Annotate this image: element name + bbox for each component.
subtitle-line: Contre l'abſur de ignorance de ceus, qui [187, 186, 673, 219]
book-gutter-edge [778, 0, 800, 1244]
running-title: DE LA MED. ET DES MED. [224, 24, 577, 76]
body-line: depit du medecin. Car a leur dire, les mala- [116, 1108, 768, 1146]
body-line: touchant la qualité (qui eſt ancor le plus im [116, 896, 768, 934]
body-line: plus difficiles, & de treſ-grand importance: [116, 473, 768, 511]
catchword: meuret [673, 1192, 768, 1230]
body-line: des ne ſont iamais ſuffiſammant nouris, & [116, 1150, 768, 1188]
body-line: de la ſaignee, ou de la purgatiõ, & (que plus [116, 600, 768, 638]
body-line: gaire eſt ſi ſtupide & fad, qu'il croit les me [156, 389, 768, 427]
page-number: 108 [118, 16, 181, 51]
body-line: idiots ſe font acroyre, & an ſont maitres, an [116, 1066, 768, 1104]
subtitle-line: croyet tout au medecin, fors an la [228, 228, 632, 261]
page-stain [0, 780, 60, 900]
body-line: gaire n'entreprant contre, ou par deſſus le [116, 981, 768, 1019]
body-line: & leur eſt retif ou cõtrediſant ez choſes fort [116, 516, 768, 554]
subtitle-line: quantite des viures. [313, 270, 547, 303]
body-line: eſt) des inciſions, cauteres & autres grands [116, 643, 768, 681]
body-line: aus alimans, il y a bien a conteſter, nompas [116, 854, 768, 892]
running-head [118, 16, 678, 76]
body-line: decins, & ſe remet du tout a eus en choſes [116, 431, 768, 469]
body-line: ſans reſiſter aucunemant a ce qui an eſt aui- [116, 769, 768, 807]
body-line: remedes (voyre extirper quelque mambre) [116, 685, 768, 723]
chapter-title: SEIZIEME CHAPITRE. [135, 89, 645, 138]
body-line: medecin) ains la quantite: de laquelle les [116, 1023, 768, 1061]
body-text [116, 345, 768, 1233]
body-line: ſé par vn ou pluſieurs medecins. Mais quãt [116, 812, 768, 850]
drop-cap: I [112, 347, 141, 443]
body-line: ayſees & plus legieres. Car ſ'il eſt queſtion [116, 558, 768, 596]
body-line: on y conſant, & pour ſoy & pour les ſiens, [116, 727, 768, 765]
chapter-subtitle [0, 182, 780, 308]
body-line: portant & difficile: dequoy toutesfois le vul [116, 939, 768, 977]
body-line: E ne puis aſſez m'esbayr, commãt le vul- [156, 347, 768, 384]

Task brief
Copy the material above line for line, keeping every character, bracketed figure and line break unchanged.

Answer to the exercise
Annotate this image: element name + bbox for each component.
subtitle-line: Contre l'abſur de ignorance de ceus, qui [187, 186, 673, 219]
book-gutter-edge [778, 0, 800, 1244]
running-title: DE LA MED. ET DES MED. [224, 24, 577, 76]
body-line: depit du medecin. Car a leur dire, les mala- [116, 1108, 768, 1146]
body-line: touchant la qualité (qui eſt ancor le plus im [116, 896, 768, 934]
body-line: plus difficiles, & de treſ-grand importance: [116, 473, 768, 511]
catchword: meuret [673, 1192, 768, 1230]
body-line: des ne ſont iamais ſuffiſammant nouris, & [116, 1150, 768, 1188]
body-line: de la ſaignee, ou de la purgatiõ, & (que plus [116, 600, 768, 638]
body-line: gaire eſt ſi ſtupide & fad, qu'il croit les me [156, 389, 768, 427]
page-number: 108 [118, 16, 181, 51]
body-line: idiots ſe font acroyre, & an ſont maitres, an [116, 1066, 768, 1104]
subtitle-line: croyet tout au medecin, fors an la [228, 228, 632, 261]
page-stain [0, 780, 60, 900]
body-line: gaire n'entreprant contre, ou par deſſus le [116, 981, 768, 1019]
body-line: & leur eſt retif ou cõtrediſant ez choſes fort [116, 516, 768, 554]
subtitle-line: quantite des viures. [313, 270, 547, 303]
body-line: eſt) des inciſions, cauteres & autres grands [116, 643, 768, 681]
body-line: aus alimans, il y a bien a conteſter, nompas [116, 854, 768, 892]
running-head [118, 16, 678, 76]
body-line: decins, & ſe remet du tout a eus en choſes [116, 431, 768, 469]
body-line: ſans reſiſter aucunemant a ce qui an eſt aui- [116, 769, 768, 807]
body-line: remedes (voyre extirper quelque mambre) [116, 685, 768, 723]
chapter-title: SEIZIEME CHAPITRE. [135, 89, 645, 138]
body-line: medecin) ains la quantite: de laquelle les [116, 1023, 768, 1061]
body-text [116, 345, 768, 1233]
body-line: ſé par vn ou pluſieurs medecins. Mais quãt [116, 812, 768, 850]
drop-cap: I [112, 347, 141, 443]
body-line: ayſees & plus legieres. Car ſ'il eſt queſtion [116, 558, 768, 596]
body-line: on y conſant, & pour ſoy & pour les ſiens, [116, 727, 768, 765]
chapter-subtitle [0, 182, 780, 308]
body-line: portant & difficile: dequoy toutesfois le vul [116, 939, 768, 977]
body-line: E ne puis aſſez m'esbayr, commãt le vul- [156, 347, 768, 384]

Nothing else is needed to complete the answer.